● **Set exercise**:
Examine the entries and show every line in which the word "redes" is found.

● **Information supplied**:
————————

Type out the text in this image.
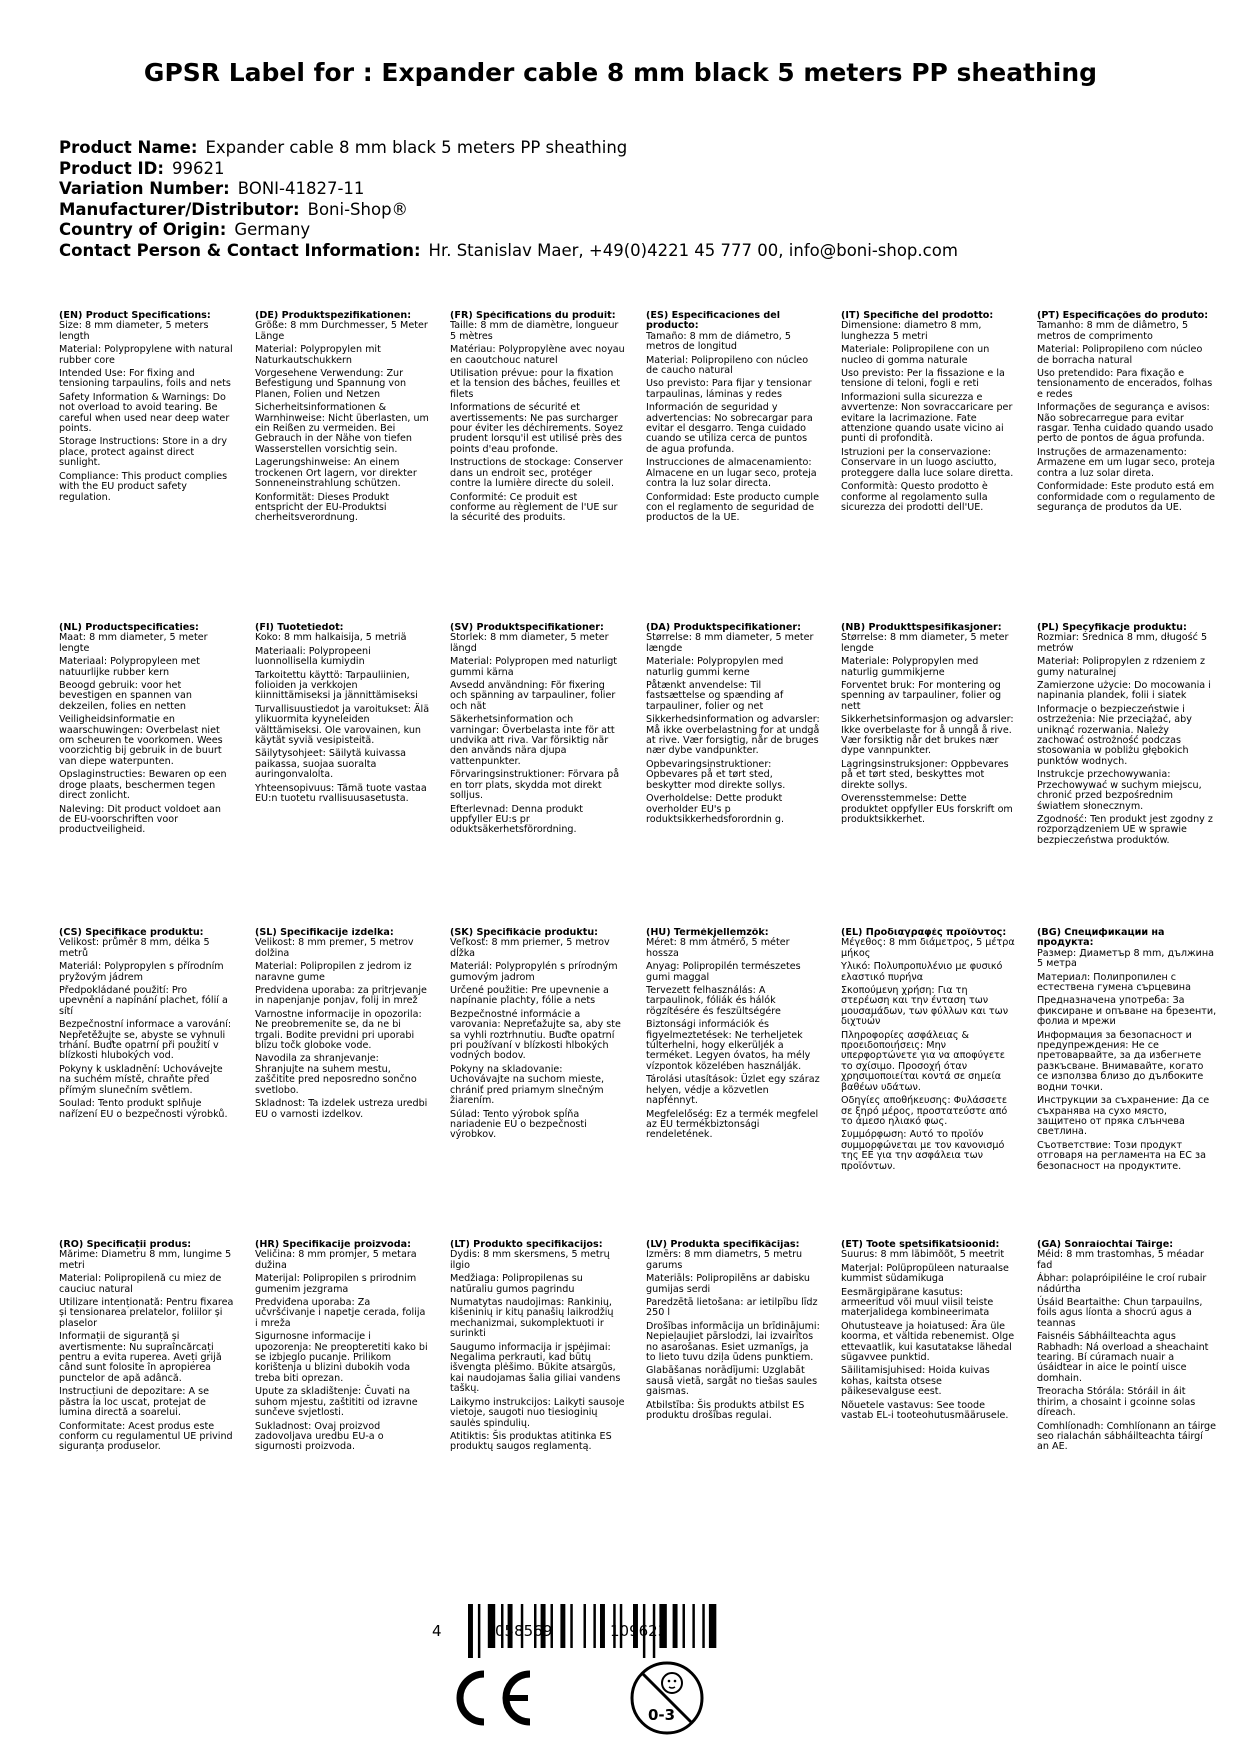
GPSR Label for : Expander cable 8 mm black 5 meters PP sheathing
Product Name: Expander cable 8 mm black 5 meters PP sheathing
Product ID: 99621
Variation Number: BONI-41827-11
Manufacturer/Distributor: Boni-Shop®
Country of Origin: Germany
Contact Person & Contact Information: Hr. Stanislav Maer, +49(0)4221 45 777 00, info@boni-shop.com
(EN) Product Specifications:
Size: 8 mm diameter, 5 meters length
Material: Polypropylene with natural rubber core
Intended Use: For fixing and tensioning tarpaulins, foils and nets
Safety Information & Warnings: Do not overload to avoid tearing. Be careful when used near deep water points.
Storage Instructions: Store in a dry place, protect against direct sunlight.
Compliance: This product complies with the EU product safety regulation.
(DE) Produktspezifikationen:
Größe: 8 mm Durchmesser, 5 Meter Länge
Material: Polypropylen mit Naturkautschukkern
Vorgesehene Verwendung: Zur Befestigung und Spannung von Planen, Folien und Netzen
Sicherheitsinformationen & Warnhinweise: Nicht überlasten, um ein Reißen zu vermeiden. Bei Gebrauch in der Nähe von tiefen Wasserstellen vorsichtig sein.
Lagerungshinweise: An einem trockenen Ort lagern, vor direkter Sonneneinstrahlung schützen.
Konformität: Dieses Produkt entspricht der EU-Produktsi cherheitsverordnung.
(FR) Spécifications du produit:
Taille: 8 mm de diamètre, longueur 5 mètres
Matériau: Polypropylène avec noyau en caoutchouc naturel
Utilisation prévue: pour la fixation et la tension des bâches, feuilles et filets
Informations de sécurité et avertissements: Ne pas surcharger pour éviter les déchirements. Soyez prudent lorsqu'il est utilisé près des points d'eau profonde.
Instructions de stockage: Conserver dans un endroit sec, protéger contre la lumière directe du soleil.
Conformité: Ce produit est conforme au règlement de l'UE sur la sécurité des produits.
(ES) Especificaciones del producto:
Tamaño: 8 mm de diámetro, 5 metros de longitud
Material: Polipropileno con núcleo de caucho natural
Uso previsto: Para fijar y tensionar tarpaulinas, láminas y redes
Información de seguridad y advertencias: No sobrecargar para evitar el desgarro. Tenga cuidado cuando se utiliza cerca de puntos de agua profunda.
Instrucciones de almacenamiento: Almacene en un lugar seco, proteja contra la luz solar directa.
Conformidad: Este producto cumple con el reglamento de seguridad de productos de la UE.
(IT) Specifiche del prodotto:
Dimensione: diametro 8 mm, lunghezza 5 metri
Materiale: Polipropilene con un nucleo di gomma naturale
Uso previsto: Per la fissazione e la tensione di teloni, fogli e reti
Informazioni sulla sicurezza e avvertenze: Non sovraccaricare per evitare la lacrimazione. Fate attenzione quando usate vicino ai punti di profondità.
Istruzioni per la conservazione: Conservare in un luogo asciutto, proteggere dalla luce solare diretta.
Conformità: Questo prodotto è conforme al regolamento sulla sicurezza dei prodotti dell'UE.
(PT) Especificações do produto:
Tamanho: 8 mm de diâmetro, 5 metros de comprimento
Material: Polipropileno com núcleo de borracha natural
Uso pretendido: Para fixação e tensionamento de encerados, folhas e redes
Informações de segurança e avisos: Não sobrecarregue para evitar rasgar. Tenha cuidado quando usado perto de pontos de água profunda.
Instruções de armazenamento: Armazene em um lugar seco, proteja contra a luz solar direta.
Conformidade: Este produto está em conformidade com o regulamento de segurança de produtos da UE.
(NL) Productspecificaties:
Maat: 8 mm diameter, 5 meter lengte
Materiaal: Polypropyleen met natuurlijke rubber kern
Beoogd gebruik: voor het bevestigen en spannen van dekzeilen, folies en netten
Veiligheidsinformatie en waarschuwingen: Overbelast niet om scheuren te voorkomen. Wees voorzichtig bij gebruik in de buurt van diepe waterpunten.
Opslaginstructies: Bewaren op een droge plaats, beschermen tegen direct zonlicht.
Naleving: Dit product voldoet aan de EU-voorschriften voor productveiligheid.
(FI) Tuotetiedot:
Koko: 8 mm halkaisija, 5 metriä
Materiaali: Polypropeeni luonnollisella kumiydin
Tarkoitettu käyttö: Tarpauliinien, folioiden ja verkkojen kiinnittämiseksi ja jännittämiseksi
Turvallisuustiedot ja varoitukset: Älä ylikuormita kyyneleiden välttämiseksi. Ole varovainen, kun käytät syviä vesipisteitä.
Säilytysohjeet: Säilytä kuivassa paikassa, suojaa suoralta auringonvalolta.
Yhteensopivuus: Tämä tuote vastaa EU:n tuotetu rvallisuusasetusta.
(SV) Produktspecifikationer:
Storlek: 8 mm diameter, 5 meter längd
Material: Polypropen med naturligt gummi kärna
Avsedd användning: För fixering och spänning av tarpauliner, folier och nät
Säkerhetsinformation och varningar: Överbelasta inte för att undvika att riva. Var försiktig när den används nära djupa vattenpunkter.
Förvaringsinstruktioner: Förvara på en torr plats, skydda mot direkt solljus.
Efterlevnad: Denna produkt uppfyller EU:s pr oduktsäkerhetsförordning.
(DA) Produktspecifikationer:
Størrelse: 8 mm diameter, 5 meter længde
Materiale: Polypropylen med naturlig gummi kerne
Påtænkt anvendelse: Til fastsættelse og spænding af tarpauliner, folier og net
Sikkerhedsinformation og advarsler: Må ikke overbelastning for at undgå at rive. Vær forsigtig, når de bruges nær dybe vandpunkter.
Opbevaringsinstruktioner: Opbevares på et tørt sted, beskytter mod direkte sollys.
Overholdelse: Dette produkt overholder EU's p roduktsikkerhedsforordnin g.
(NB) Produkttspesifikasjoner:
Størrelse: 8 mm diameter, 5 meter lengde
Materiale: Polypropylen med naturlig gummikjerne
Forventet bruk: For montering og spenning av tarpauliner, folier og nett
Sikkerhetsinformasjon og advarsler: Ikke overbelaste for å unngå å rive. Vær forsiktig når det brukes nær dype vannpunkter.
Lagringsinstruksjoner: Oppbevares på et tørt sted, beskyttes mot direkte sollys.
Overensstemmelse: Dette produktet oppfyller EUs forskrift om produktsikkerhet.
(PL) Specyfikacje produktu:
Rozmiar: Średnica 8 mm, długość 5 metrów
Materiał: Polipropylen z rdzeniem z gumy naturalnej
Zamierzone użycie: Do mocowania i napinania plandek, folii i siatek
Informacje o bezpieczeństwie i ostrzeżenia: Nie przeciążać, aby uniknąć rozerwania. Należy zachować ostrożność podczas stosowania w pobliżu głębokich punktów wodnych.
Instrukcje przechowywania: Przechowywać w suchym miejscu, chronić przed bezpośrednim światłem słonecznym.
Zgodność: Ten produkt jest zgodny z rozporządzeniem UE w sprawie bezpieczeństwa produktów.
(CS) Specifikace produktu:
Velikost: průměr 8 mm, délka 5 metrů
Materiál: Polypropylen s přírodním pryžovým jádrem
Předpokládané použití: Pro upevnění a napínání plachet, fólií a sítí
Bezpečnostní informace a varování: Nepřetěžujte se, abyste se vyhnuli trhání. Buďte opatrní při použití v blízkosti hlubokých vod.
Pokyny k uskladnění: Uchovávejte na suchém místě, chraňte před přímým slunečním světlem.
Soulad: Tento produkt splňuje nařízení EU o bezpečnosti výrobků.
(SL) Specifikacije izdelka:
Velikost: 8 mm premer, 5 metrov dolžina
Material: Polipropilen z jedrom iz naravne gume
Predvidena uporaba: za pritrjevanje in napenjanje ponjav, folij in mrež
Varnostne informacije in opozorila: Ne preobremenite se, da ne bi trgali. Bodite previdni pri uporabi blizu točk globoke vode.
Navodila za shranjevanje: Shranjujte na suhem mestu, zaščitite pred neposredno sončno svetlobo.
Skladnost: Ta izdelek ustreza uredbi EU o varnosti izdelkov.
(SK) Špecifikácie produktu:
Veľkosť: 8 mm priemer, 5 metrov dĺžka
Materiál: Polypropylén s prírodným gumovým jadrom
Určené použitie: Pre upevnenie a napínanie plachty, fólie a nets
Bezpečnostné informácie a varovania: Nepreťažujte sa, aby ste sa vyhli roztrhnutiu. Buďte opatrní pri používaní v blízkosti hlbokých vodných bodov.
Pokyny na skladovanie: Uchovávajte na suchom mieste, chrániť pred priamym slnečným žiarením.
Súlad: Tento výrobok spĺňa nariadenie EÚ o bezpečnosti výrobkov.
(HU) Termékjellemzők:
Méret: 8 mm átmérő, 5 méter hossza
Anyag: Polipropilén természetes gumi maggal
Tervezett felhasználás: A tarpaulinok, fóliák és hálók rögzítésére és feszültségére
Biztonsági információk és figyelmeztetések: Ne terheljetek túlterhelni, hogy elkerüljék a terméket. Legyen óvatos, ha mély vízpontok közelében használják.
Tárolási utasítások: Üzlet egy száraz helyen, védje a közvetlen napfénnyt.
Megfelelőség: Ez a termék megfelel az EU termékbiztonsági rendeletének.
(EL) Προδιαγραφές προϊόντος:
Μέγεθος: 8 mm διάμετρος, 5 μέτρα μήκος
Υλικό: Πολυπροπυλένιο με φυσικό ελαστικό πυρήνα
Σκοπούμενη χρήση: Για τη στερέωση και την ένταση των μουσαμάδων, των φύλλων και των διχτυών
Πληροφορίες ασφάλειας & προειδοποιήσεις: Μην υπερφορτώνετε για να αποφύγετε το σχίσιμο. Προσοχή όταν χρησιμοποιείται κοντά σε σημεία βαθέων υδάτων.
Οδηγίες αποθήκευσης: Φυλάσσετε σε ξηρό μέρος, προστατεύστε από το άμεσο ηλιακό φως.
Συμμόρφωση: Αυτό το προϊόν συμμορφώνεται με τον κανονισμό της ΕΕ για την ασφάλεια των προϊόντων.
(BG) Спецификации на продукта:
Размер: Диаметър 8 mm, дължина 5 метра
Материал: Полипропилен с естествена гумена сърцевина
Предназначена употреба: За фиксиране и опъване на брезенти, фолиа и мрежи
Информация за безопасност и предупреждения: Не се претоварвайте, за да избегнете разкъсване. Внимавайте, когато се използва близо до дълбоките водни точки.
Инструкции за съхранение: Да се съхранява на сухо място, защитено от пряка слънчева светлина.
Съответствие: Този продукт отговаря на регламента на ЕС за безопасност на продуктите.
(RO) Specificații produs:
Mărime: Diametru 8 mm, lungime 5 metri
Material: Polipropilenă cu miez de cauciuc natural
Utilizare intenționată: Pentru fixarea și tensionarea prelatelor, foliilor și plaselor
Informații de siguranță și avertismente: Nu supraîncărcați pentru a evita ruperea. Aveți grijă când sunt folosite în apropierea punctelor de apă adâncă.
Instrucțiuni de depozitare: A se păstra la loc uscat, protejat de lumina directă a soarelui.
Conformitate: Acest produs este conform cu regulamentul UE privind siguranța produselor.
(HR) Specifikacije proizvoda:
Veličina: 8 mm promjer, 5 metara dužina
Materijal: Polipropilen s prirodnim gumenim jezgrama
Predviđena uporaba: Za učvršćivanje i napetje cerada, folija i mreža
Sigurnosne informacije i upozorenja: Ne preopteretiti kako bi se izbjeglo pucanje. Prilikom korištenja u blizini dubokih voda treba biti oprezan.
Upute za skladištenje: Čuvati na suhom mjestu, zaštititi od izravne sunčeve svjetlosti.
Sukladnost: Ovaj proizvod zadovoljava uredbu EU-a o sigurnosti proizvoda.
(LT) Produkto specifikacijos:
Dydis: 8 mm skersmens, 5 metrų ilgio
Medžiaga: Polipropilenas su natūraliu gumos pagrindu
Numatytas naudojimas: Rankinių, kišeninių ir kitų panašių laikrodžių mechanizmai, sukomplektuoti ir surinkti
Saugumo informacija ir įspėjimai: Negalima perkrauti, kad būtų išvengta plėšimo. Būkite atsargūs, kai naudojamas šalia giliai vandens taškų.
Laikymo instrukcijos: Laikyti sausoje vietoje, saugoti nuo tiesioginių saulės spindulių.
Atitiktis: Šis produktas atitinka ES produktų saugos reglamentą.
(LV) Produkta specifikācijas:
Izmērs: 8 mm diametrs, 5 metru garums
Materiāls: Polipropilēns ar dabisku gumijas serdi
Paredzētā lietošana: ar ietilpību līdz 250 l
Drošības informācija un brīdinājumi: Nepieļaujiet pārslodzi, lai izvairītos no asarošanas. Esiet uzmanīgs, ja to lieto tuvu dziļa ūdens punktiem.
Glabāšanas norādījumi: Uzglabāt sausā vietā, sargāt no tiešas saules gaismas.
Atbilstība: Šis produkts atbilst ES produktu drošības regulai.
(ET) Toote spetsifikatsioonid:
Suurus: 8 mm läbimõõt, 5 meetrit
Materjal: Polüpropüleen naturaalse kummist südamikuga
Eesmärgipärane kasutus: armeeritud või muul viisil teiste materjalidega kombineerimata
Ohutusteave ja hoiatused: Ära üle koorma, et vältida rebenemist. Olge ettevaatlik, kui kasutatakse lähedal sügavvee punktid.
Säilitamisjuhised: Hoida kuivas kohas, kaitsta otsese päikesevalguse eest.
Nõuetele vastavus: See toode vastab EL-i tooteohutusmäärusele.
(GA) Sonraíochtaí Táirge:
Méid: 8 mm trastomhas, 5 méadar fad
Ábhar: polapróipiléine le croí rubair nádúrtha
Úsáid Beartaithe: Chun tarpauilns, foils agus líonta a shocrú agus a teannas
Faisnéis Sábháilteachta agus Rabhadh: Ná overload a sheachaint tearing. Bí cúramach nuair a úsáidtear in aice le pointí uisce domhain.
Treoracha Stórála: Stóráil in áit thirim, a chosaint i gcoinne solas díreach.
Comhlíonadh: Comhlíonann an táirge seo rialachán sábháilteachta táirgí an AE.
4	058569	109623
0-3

————————

● **Task answer**:
Uso previsto: Para fijar y tensionar tarpaulinas, láminas y redes
Uso pretendido: Para fixação e tensionamento de encerados, folhas e redes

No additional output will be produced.